**Testez votre compréhension:**
(1) Dans le texte sur les réseaux mobiles 4G, relevez tous les pays qui réuniraient 90 % des utilisateurs 4G.
(2) Poursuivez le texte sur les réseaux mobiles 4G après sa dernière phrase.
___ Texte de la page
Une étude recense 100 millions d’utilisateurs de réseaux mobiles 4G et 90 % d’entre eux sont en Corée, au Japon, aux Etats-Unis au Canada et en Australie.

Les réseaux mobiles 4G décollent dans le monde mais pas encore en Europe. La barre symbolique des 100 millions d’utilisateurs actifs du très haut débit mobile viendrait d’être franchie, selon une étude de Wireless Intelligence, bras armé pour les enquêtes de l’association GSM qui réunit la plupart des opérateurs mobiles dans le monde.

Ces abonnés 4G sont, en revanche, concentrés dans très peu de pays. Les Etats-Unis, le Canada la Corée, le Japon et l’Australie, réuniraient 90 % de cette population connectée en 4G. Dans ces pays, 80 % de la population en moyenne serait couverte par ces réseaux 4G et une majorité de smartphones commercialisés sont compatibles, deux facteurs qui expliquent le succès de cette technologie.
______
___ Données fournies
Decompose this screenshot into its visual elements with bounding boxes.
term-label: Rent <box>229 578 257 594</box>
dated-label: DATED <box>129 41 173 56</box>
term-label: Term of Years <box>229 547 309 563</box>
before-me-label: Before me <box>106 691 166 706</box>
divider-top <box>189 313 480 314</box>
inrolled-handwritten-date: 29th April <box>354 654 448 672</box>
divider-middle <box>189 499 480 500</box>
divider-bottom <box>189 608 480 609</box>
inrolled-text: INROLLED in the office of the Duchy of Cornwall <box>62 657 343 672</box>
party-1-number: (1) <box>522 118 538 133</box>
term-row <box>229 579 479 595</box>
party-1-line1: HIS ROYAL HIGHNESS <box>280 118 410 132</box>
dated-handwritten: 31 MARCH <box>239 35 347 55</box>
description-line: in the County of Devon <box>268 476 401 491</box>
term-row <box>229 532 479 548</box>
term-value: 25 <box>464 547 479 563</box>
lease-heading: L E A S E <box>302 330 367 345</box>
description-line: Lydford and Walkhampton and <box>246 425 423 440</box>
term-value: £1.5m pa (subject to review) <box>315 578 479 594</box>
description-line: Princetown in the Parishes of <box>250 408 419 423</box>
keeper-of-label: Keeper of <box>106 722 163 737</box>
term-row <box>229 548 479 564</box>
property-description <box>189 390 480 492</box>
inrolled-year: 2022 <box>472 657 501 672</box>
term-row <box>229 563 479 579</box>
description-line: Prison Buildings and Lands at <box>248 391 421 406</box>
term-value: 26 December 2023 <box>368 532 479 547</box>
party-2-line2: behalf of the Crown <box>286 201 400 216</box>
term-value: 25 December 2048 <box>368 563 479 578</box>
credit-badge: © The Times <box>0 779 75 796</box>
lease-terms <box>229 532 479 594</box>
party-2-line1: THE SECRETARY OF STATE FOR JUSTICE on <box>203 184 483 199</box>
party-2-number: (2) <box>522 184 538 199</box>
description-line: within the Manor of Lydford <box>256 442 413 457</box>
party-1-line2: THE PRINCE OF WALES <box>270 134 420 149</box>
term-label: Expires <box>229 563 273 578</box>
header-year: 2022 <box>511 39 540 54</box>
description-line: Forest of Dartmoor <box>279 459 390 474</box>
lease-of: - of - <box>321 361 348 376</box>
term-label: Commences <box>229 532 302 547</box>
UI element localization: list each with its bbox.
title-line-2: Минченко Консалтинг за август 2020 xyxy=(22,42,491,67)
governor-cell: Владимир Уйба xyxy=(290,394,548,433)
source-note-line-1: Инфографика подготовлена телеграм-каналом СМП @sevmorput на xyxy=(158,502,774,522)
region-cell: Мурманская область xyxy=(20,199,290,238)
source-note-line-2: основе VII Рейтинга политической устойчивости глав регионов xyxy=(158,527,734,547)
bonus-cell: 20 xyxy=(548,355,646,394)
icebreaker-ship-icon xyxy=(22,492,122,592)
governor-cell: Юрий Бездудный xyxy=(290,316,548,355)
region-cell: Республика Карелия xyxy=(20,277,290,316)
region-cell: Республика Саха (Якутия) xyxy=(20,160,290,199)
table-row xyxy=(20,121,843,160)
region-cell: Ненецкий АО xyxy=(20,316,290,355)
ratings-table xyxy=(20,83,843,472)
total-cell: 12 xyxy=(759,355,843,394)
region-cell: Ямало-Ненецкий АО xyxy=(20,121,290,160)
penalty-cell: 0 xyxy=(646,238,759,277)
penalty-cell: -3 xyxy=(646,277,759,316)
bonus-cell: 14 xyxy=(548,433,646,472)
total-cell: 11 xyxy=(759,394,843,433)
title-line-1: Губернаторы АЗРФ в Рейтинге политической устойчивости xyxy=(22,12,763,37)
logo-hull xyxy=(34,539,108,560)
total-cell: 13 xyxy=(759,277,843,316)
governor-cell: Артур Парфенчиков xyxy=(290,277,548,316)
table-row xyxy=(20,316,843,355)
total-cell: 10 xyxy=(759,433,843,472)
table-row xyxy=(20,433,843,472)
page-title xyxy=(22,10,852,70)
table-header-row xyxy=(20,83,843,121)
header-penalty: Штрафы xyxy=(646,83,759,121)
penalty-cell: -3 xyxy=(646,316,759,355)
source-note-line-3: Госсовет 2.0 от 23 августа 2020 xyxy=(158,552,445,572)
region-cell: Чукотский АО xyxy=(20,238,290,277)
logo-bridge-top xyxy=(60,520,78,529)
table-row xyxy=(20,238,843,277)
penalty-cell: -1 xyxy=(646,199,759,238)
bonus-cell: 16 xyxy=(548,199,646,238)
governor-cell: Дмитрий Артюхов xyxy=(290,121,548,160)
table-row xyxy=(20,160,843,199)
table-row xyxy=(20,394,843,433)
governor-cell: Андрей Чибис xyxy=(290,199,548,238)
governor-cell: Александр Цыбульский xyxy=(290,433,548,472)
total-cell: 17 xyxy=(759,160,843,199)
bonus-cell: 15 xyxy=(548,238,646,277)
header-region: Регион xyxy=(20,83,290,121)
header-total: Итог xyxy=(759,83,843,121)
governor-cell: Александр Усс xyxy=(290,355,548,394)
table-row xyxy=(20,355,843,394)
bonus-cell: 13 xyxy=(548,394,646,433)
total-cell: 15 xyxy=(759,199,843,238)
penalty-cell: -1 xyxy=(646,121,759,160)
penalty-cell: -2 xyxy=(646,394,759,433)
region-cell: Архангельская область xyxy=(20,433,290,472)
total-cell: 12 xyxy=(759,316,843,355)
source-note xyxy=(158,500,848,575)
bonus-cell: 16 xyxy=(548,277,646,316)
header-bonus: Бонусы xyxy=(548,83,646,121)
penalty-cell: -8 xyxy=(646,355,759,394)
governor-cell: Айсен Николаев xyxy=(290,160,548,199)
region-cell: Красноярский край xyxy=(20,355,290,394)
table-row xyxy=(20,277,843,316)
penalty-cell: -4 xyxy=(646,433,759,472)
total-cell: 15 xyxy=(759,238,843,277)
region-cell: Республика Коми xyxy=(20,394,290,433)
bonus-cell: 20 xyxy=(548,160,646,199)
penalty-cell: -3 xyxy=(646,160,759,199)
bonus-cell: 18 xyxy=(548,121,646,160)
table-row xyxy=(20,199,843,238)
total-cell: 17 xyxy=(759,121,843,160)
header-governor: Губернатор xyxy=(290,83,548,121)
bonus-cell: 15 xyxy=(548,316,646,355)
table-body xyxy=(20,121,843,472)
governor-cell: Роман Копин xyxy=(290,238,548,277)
______
**Liste des réponses:**
(1) La Corée, le Japon, les États-Unis, le Canada et l'Australie.

(2)
Ces chiffres témoignent aussi du retard pris par l’Europe par rapport à l’Asie et à l’Amérique du Nord dans le déploiement de la 4G. Ce décalage explique a priori les inquiétudes de la Commission européenne à ce sujet.

Pour le combler, l’Europe encourage vivement la réutilisation de fréquences 2G déjà déployées telle la bande 1800 MHz. Il s’agit d’accélérer la couverture rapide des territoires européens en réseau 4G comme c’est déjà le cas au Royaume-Uni, en Allemagne ou bienôt en France, au travers de Bouygues Télécom.